Directive →
Check each line of the material below, and copy it if it holds the string "Métodos".

Record extracts →
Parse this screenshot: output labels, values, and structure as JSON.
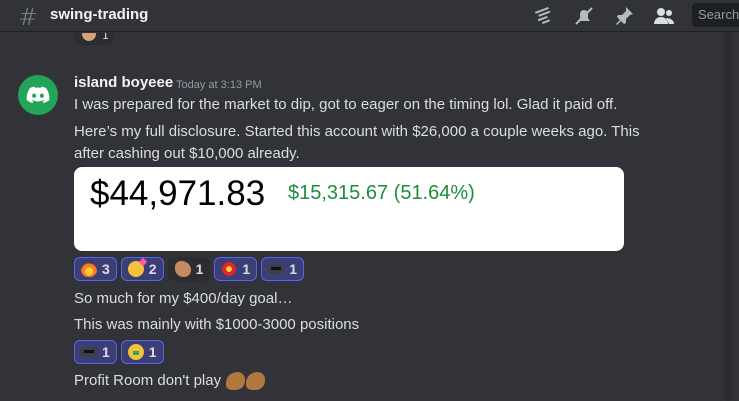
{
  "header": {
    "channel_name": "swing-trading",
    "search_placeholder": "Search"
  },
  "previous_reaction": {
    "count": "1"
  },
  "message": {
    "username": "island boyeee",
    "timestamp": "Today at 3:13 PM",
    "line1": "I was prepared for the market to dip, got to eager on the timing lol. Glad it paid off.",
    "line2a": "Here’s my full disclosure. Started this account with $26,000 a couple weeks ago. This",
    "line2b": "after cashing out $10,000 already.",
    "embed": {
      "value": "$44,971.83",
      "gain": "$15,315.67 (51.64%)"
    },
    "reactions": [
      {
        "emoji": "fire-emoji",
        "count": "3"
      },
      {
        "emoji": "party-face-emoji",
        "count": "2"
      },
      {
        "emoji": "clapping-hands-emoji",
        "count": "1"
      },
      {
        "emoji": "collision-emoji",
        "count": "1"
      },
      {
        "emoji": "sunglasses-emoji",
        "count": "1"
      }
    ],
    "line3": "So much for my $400/day goal…",
    "line4": "This was mainly with $1000-3000 positions",
    "reactions2": [
      {
        "emoji": "sunglasses-emoji",
        "count": "1"
      },
      {
        "emoji": "money-mouth-emoji",
        "count": "1"
      }
    ],
    "line5": "Profit Room don't play"
  },
  "colors": {
    "background": "#313338",
    "embed_background": "#ffffff",
    "gain_green": "#1e8e3e",
    "avatar_green": "#23a559",
    "reaction_active_border": "#5865f2"
  }
}
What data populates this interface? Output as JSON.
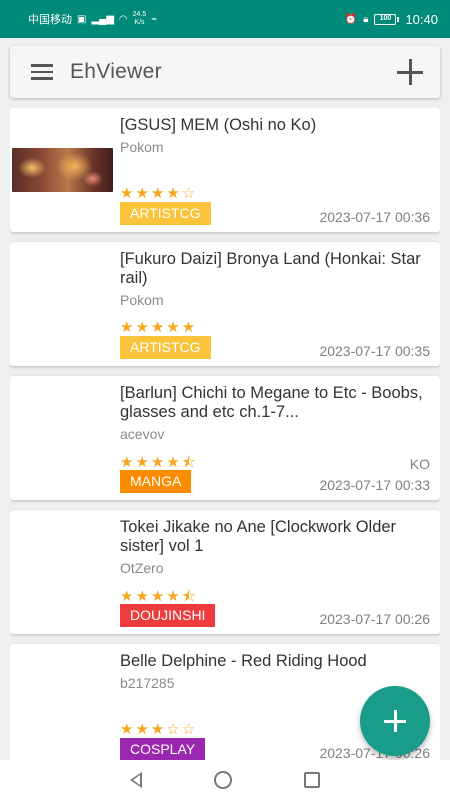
{
  "status_bar": {
    "carrier": "中国移动",
    "net_speed": "24.5",
    "net_unit": "K/s",
    "battery": "100",
    "time": "10:40"
  },
  "toolbar": {
    "title": "EhViewer",
    "menu_icon": "hamburger-menu-icon",
    "add_icon": "plus-icon"
  },
  "colors": {
    "accent": "#008a7a",
    "star": "#f5a623",
    "artistcg": "#f9c33a",
    "manga": "#fb8c00",
    "doujinshi": "#ee3b3b",
    "cosplay": "#9b27b0"
  },
  "galleries": [
    {
      "title": "[GSUS] MEM (Oshi no Ko)",
      "uploader": "Pokom",
      "stars": "★★★★☆",
      "rating": 4.0,
      "category": "ARTISTCG",
      "language": "",
      "date": "2023-07-17 00:36"
    },
    {
      "title": "[Fukuro Daizi] Bronya Land (Honkai: Star rail)",
      "uploader": "Pokom",
      "stars": "★★★★★",
      "rating": 5.0,
      "category": "ARTISTCG",
      "language": "",
      "date": "2023-07-17 00:35"
    },
    {
      "title": "[Barlun] Chichi to Megane to Etc - Boobs, glasses and etc ch.1-7...",
      "uploader": "acevov",
      "stars": "★★★★⯪",
      "rating": 4.5,
      "category": "MANGA",
      "language": "KO",
      "date": "2023-07-17 00:33"
    },
    {
      "title": "Tokei Jikake no Ane [Clockwork Older sister] vol 1",
      "uploader": "OtZero",
      "stars": "★★★★⯪",
      "rating": 4.5,
      "category": "DOUJINSHI",
      "language": "",
      "date": "2023-07-17 00:26"
    },
    {
      "title": "Belle Delphine - Red Riding Hood",
      "uploader": "b217285",
      "stars": "★★★☆☆",
      "rating": 3.0,
      "category": "COSPLAY",
      "language": "",
      "date": "2023-07-17 00:26"
    }
  ],
  "fab_icon": "plus-icon",
  "nav": {
    "back_icon": "back-triangle-icon",
    "home_icon": "home-circle-icon",
    "recent_icon": "recents-square-icon"
  }
}
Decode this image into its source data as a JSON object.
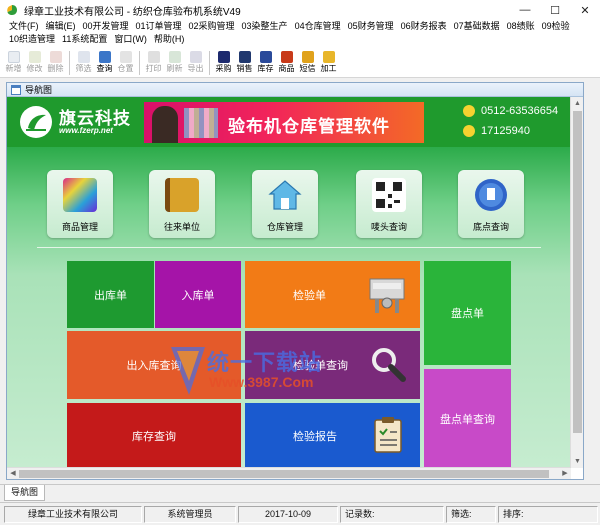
{
  "window": {
    "title": "绿章工业技术有限公司 - 纺织仓库验布机系统V49",
    "min": "—",
    "max": "☐",
    "close": "✕"
  },
  "menu": [
    "文件(F)",
    "编辑(E)",
    "00开发管理",
    "01订单管理",
    "02采购管理",
    "03染整生产",
    "04仓库管理",
    "05财务管理",
    "06财务报表",
    "07基础数据",
    "08绩账",
    "09检验",
    "10织造管理",
    "11系统配置",
    "窗口(W)",
    "帮助(H)"
  ],
  "toolbar": {
    "groups": [
      [
        {
          "label": "新增",
          "icon": "new-icon",
          "enabled": false
        },
        {
          "label": "修改",
          "icon": "edit-icon",
          "enabled": false
        },
        {
          "label": "删除",
          "icon": "delete-icon",
          "enabled": false
        }
      ],
      [
        {
          "label": "筛选",
          "icon": "filter-icon",
          "enabled": false
        },
        {
          "label": "查询",
          "icon": "query-icon",
          "enabled": true
        },
        {
          "label": "仓置",
          "icon": "grid-icon",
          "enabled": false
        }
      ],
      [
        {
          "label": "打印",
          "icon": "print-icon",
          "enabled": false
        },
        {
          "label": "刷新",
          "icon": "refresh-icon",
          "enabled": false
        },
        {
          "label": "导出",
          "icon": "export-icon",
          "enabled": false
        }
      ],
      [
        {
          "label": "采购",
          "icon": "purchase-icon",
          "enabled": true
        },
        {
          "label": "销售",
          "icon": "sales-icon",
          "enabled": true
        },
        {
          "label": "库存",
          "icon": "inventory-icon",
          "enabled": true
        },
        {
          "label": "商品",
          "icon": "goods-icon",
          "enabled": true
        },
        {
          "label": "短信",
          "icon": "sms-icon",
          "enabled": true
        },
        {
          "label": "加工",
          "icon": "process-icon",
          "enabled": true
        }
      ]
    ]
  },
  "child_window": {
    "title": "导航图"
  },
  "header": {
    "brand": "旗云科技",
    "url": "www.fzerp.net",
    "banner_text": "验布机仓库管理软件",
    "phone": "0512-63536654",
    "qq": "17125940"
  },
  "icon_buttons": [
    {
      "label": "商品管理",
      "icon": "fabric-icon",
      "color": "#c03a8a"
    },
    {
      "label": "往来单位",
      "icon": "contacts-book-icon",
      "color": "#c9951c"
    },
    {
      "label": "仓库管理",
      "icon": "warehouse-icon",
      "color": "#4aa6d8"
    },
    {
      "label": "唛头查询",
      "icon": "qrcode-icon",
      "color": "#3a3a3a"
    },
    {
      "label": "底点查询",
      "icon": "search-globe-icon",
      "color": "#2456b8"
    }
  ],
  "tiles": {
    "outbound": "出库单",
    "inbound": "入库单",
    "inspection": "检验单",
    "stocktake": "盘点单",
    "in_out_query": "出入库查询",
    "inspection_query": "检验单查询",
    "stocktake_query": "盘点单查询",
    "inventory_query": "库存查询",
    "inspection_report": "检验报告"
  },
  "watermark": {
    "text": "统一下载站",
    "url": "Www.3987.Com"
  },
  "bottom_tab": "导航图",
  "status": {
    "company": "绿章工业技术有限公司",
    "user": "系统管理员",
    "date": "2017-10-09",
    "records_label": "记录数:",
    "filter_label": "筛选:",
    "sort_label": "排序:"
  }
}
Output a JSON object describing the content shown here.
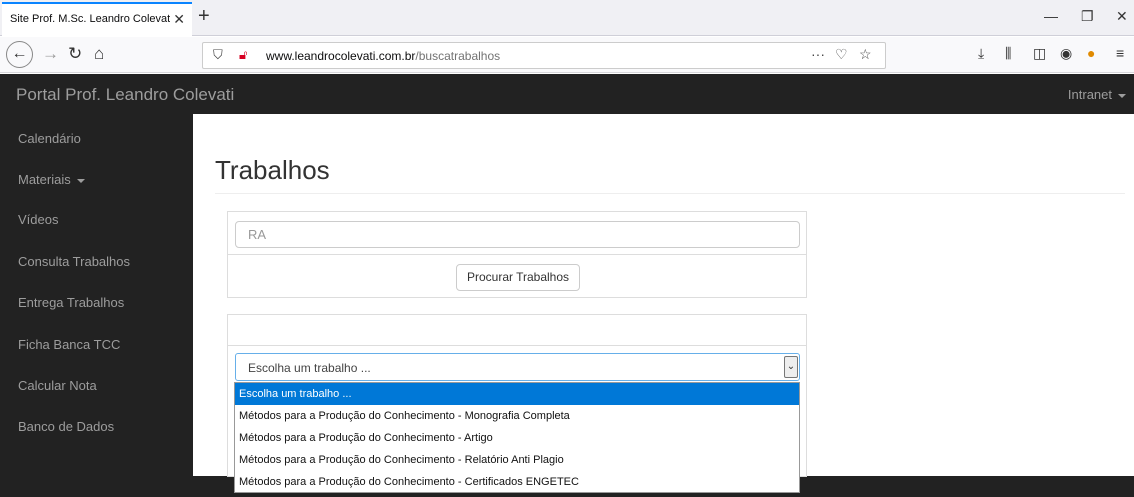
{
  "browser": {
    "tab_title": "Site Prof. M.Sc. Leandro Colevati d",
    "tab_close": "✕",
    "new_tab": "+",
    "url_host": "www.leandrocolevati.com.br",
    "url_path": "/buscatrabalhos",
    "url_more": "···"
  },
  "portal": {
    "brand": "Portal Prof. Leandro Colevati",
    "intranet": "Intranet"
  },
  "sidebar": {
    "items": [
      {
        "label": "Calendário"
      },
      {
        "label": "Materiais"
      },
      {
        "label": "Vídeos"
      },
      {
        "label": "Consulta Trabalhos"
      },
      {
        "label": "Entrega Trabalhos"
      },
      {
        "label": "Ficha Banca TCC"
      },
      {
        "label": "Calcular Nota"
      },
      {
        "label": "Banco de Dados"
      }
    ]
  },
  "main": {
    "title": "Trabalhos",
    "ra_placeholder": "RA",
    "search_button": "Procurar Trabalhos",
    "select_value": "Escolha um trabalho ...",
    "select_options": [
      "Escolha um trabalho ...",
      "Métodos para a Produção do Conhecimento - Monografia Completa",
      "Métodos para a Produção do Conhecimento - Artigo",
      "Métodos para a Produção do Conhecimento - Relatório Anti Plagio",
      "Métodos para a Produção do Conhecimento - Certificados ENGETEC"
    ]
  },
  "colors": {
    "dark": "#222222",
    "muted_text": "#9d9d9d",
    "selection": "#0078d7"
  }
}
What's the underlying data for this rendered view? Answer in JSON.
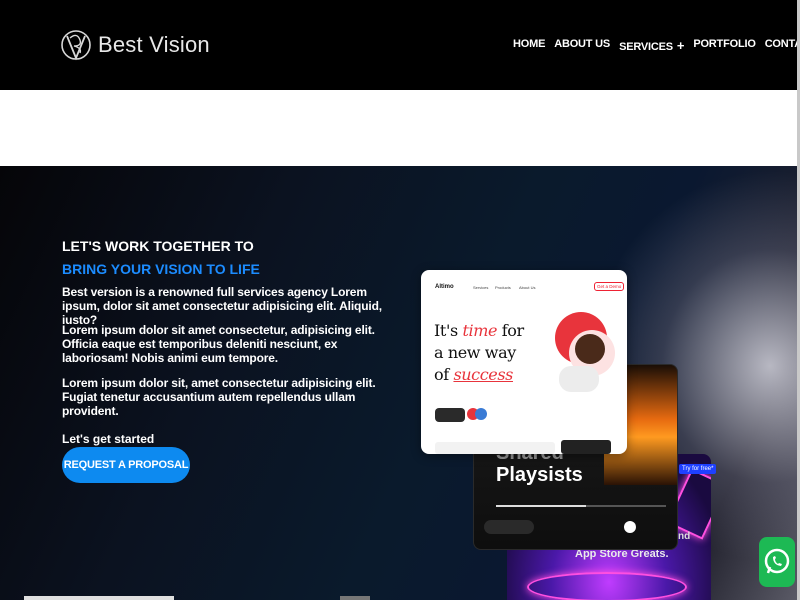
{
  "header": {
    "logo_text": "Best Vision",
    "nav": [
      {
        "label": "HOME"
      },
      {
        "label": "ABOUT US"
      },
      {
        "label": "SERVICES",
        "suffix": "+"
      },
      {
        "label": "PORTFOLIO"
      },
      {
        "label": "CONTACT"
      }
    ]
  },
  "hero": {
    "title": "LET'S WORK TOGETHER TO",
    "subtitle": "BRING YOUR VISION TO LIFE",
    "paragraphs": [
      "Best version is a renowned full services agency Lorem ipsum, dolor sit amet consectetur adipisicing elit. Aliquid, iusto?",
      "Lorem ipsum dolor sit amet consectetur, adipisicing elit. Officia eaque est temporibus deleniti nesciunt, ex laboriosam! Nobis animi eum tempore.",
      "Lorem ipsum dolor sit, amet consectetur adipisicing elit. Fugiat tenetur accusantium autem repellendus ullam provident."
    ],
    "get_started": "Let's get started",
    "cta_label": "REQUEST A PROPOSAL"
  },
  "mockups": {
    "white_card": {
      "brand": "Altimo",
      "nav": [
        "Services",
        "Products",
        "About Us"
      ],
      "button": "Get a Demo",
      "headline_1": "It's ",
      "headline_1_accent": "time",
      "headline_1_end": " for",
      "headline_2": "a new way",
      "headline_3": "of ",
      "headline_3_accent": "success"
    },
    "dark_card": {
      "title_1": "Shared",
      "title_2": "Playsists"
    },
    "purple_card": {
      "text": "App Store Greats.",
      "side_text": "nd",
      "badge": "Try for free*"
    }
  },
  "colors": {
    "accent_blue": "#0d8af0",
    "subtitle_blue": "#1c8cff",
    "header_bg": "#000000",
    "whatsapp_green": "#1db954"
  },
  "icons": {
    "logo": "bv-logo-icon",
    "floating": "whatsapp-icon"
  }
}
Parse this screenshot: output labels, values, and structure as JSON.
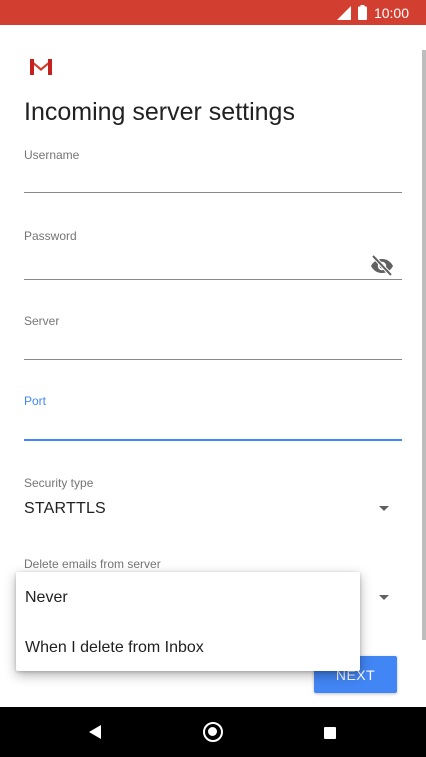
{
  "status_bar": {
    "time": "10:00",
    "bg_color": "#d23f31",
    "icons": [
      "signal-icon",
      "battery-icon"
    ]
  },
  "app": {
    "logo": "gmail-logo",
    "title": "Incoming server settings"
  },
  "fields": {
    "username": {
      "label": "Username",
      "value": ""
    },
    "password": {
      "label": "Password",
      "value": "",
      "icon": "visibility-off-icon"
    },
    "server": {
      "label": "Server",
      "value": ""
    },
    "port": {
      "label": "Port",
      "value": "",
      "focused": true
    }
  },
  "security_type": {
    "label": "Security type",
    "value": "STARTTLS"
  },
  "delete_emails": {
    "label": "Delete emails from server"
  },
  "popup_menu": {
    "options": [
      "Never",
      "When I delete from Inbox"
    ]
  },
  "actions": {
    "next_label": "NEXT"
  },
  "colors": {
    "accent": "#4285f4",
    "gmail_red": "#d23f31"
  },
  "nav_bar": {
    "icons": [
      "back-icon",
      "home-icon",
      "recent-apps-icon"
    ]
  }
}
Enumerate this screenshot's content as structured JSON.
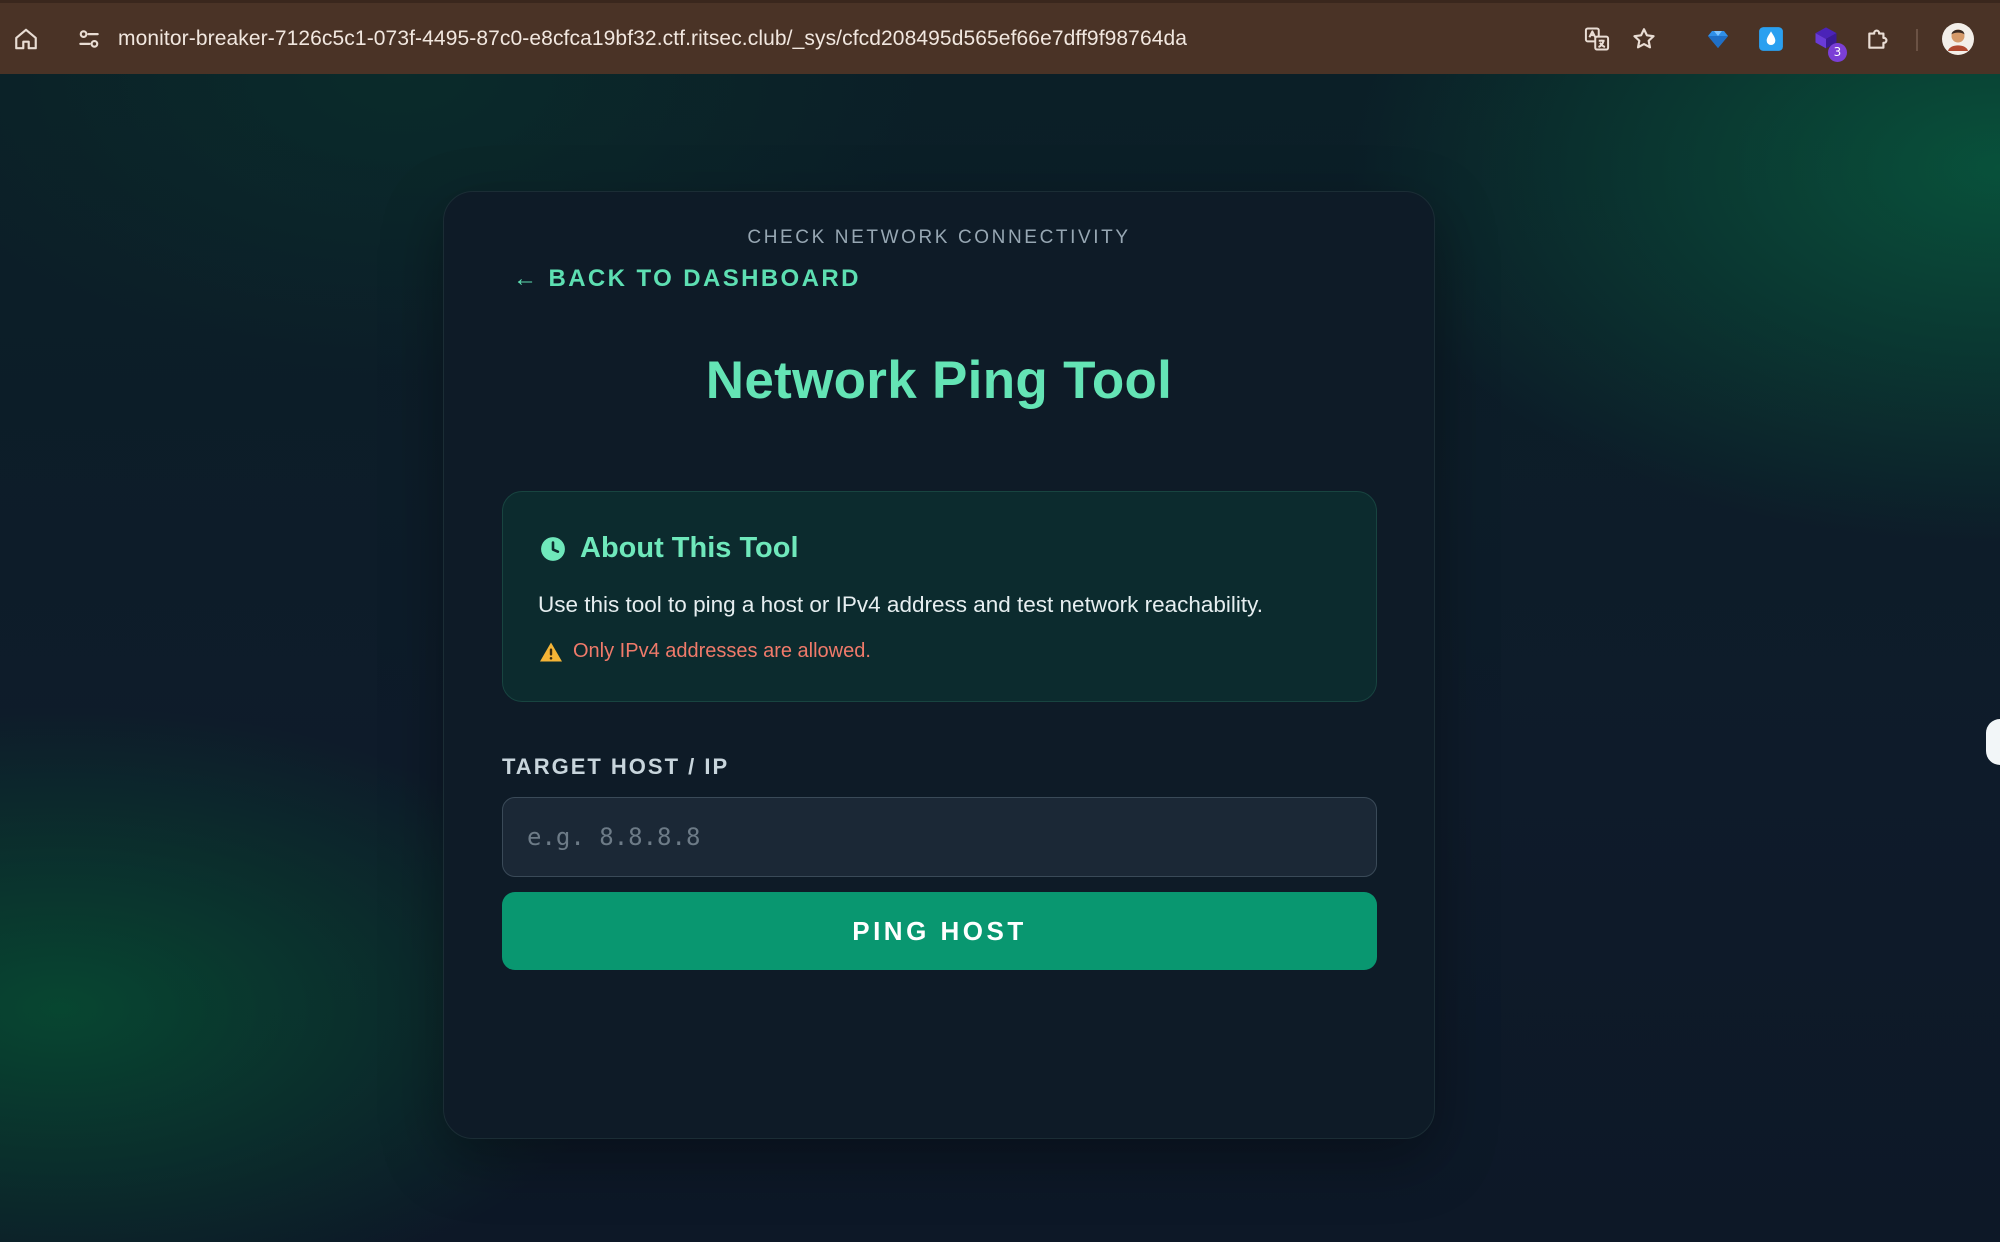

The response →
      "Métodos para a Produção do Conhecimento - Monografia Completa",
      "Métodos para a Produção do Conhecimento - Artigo",
      "Métodos para a Produção do Conhecimento - Relatório Anti Plagio",
      "Métodos para a Produção do Conhecimento - Certificados ENGETEC"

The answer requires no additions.